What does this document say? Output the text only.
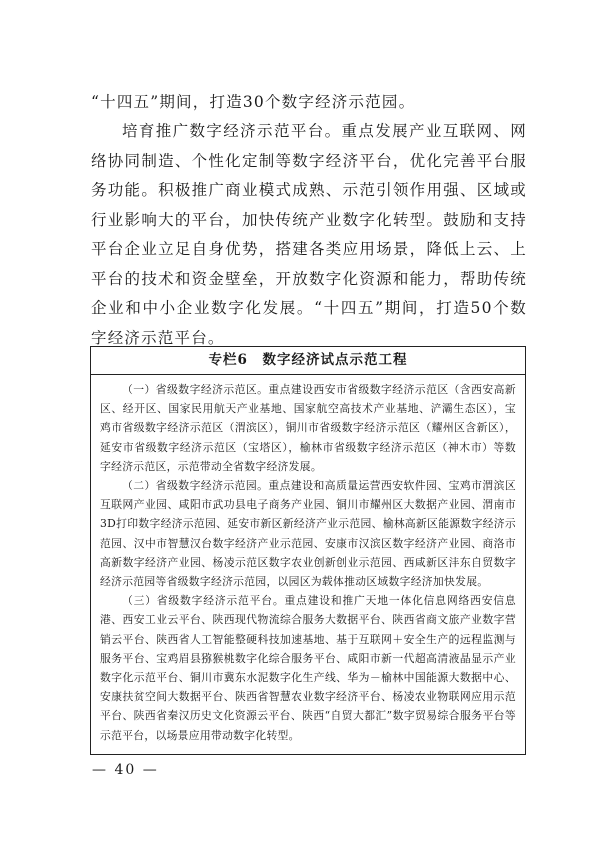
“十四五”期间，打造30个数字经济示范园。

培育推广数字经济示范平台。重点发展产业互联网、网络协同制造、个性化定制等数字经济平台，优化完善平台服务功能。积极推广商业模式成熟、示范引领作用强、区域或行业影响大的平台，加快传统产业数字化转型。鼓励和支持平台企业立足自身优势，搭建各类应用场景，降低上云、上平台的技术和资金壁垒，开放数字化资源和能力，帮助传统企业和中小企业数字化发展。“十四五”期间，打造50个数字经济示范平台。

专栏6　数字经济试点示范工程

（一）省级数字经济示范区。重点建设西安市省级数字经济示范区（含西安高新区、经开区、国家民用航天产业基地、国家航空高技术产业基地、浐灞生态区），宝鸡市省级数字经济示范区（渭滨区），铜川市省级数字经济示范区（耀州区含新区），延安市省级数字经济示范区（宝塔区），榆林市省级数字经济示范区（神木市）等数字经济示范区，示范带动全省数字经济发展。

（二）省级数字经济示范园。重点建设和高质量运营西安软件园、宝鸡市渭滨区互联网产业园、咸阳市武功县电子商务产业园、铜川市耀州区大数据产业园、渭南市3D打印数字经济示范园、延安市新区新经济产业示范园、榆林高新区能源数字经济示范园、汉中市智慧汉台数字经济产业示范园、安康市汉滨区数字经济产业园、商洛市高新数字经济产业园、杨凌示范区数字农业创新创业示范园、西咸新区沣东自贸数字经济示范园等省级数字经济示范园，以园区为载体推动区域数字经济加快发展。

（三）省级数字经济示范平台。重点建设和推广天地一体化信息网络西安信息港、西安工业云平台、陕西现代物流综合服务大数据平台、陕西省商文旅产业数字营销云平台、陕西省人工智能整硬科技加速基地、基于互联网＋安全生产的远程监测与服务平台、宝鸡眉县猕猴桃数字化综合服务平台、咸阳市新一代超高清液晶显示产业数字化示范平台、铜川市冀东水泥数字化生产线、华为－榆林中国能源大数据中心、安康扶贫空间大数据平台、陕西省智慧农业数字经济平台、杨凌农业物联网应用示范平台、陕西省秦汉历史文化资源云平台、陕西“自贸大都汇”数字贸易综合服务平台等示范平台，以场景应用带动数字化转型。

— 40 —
:::
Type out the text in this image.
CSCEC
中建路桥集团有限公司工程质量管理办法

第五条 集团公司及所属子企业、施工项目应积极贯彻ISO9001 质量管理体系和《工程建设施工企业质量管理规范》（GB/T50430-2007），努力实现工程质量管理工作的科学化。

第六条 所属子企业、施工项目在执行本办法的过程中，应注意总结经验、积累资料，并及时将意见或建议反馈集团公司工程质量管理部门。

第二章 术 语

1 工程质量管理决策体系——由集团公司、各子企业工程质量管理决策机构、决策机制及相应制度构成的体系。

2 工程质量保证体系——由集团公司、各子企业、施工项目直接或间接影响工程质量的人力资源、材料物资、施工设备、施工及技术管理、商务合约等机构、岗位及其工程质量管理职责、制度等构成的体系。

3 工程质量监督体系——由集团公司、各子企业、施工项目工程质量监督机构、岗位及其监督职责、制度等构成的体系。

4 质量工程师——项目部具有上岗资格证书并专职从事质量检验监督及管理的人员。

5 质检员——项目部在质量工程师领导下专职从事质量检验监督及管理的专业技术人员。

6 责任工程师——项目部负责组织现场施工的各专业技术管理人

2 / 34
:::
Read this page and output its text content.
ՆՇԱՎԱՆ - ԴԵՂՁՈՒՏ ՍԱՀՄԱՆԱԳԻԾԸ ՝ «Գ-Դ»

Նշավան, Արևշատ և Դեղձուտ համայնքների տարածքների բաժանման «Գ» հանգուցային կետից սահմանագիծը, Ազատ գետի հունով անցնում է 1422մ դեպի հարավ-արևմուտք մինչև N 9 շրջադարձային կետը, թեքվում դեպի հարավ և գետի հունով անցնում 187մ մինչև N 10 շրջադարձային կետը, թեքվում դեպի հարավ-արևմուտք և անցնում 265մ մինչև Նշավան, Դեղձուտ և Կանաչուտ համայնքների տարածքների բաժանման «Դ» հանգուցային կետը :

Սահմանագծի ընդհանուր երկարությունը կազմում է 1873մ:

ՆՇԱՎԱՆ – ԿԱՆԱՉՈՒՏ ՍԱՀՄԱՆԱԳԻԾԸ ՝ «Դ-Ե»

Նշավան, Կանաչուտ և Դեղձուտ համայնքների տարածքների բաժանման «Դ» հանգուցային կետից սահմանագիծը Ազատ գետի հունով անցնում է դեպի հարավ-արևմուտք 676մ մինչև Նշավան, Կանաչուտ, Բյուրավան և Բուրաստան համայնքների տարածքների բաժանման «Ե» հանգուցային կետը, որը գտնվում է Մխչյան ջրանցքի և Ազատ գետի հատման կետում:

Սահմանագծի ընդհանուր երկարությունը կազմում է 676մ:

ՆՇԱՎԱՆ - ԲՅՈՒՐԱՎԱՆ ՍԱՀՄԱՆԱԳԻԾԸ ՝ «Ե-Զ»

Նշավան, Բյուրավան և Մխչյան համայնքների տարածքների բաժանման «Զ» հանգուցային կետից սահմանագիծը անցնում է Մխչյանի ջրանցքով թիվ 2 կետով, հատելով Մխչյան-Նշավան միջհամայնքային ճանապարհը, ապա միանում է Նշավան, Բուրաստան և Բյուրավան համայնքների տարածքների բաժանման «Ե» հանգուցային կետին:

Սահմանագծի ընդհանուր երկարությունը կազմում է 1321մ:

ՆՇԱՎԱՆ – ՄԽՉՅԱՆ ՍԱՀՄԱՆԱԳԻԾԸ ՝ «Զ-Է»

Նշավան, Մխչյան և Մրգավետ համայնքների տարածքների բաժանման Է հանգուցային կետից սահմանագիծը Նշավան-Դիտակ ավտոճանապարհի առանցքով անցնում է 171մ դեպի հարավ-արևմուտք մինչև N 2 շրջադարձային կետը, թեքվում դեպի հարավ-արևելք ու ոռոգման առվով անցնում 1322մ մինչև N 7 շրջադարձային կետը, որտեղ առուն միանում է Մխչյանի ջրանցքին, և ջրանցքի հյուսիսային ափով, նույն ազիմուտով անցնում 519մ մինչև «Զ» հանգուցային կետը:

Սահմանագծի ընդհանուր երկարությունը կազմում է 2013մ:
:::
Short task:
Note every line above where the string "this" shows up, and copy those lines.

The solution:
What does this document say? Output the text only.
Type out the text in this image.
Read this page and output its text content.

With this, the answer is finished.